- DATASET EXCERPTS -
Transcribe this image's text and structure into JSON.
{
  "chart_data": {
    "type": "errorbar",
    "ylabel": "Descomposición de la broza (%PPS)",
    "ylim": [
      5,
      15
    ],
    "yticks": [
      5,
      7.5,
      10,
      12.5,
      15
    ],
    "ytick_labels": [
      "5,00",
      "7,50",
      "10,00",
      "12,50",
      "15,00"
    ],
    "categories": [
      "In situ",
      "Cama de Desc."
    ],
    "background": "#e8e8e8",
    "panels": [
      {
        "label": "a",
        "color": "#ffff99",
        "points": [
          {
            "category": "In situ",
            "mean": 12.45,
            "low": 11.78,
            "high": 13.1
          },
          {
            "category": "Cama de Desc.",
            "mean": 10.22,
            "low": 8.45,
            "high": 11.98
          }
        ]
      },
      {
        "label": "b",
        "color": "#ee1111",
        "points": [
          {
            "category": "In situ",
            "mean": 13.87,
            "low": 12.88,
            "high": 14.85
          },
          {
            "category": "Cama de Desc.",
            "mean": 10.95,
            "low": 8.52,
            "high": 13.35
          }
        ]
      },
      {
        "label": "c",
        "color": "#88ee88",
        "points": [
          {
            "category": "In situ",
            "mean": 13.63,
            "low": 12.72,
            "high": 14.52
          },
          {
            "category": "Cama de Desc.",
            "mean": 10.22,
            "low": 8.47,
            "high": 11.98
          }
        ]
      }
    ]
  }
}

- WORK TO BE COMPLETED -
Repeat every line of the material exactly as given.

- EXERCISE RESPONSE -
Transcribe this image's text and structure into JSON.
{
  "chart_data": {
    "type": "errorbar",
    "ylabel": "Descomposición de la broza (%PPS)",
    "ylim": [
      5,
      15
    ],
    "yticks": [
      5,
      7.5,
      10,
      12.5,
      15
    ],
    "ytick_labels": [
      "5,00",
      "7,50",
      "10,00",
      "12,50",
      "15,00"
    ],
    "categories": [
      "In situ",
      "Cama de Desc."
    ],
    "background": "#e8e8e8",
    "panels": [
      {
        "label": "a",
        "color": "#ffff99",
        "points": [
          {
            "category": "In situ",
            "mean": 12.45,
            "low": 11.78,
            "high": 13.1
          },
          {
            "category": "Cama de Desc.",
            "mean": 10.22,
            "low": 8.45,
            "high": 11.98
          }
        ]
      },
      {
        "label": "b",
        "color": "#ee1111",
        "points": [
          {
            "category": "In situ",
            "mean": 13.87,
            "low": 12.88,
            "high": 14.85
          },
          {
            "category": "Cama de Desc.",
            "mean": 10.95,
            "low": 8.52,
            "high": 13.35
          }
        ]
      },
      {
        "label": "c",
        "color": "#88ee88",
        "points": [
          {
            "category": "In situ",
            "mean": 13.63,
            "low": 12.72,
            "high": 14.52
          },
          {
            "category": "Cama de Desc.",
            "mean": 10.22,
            "low": 8.47,
            "high": 11.98
          }
        ]
      }
    ]
  }
}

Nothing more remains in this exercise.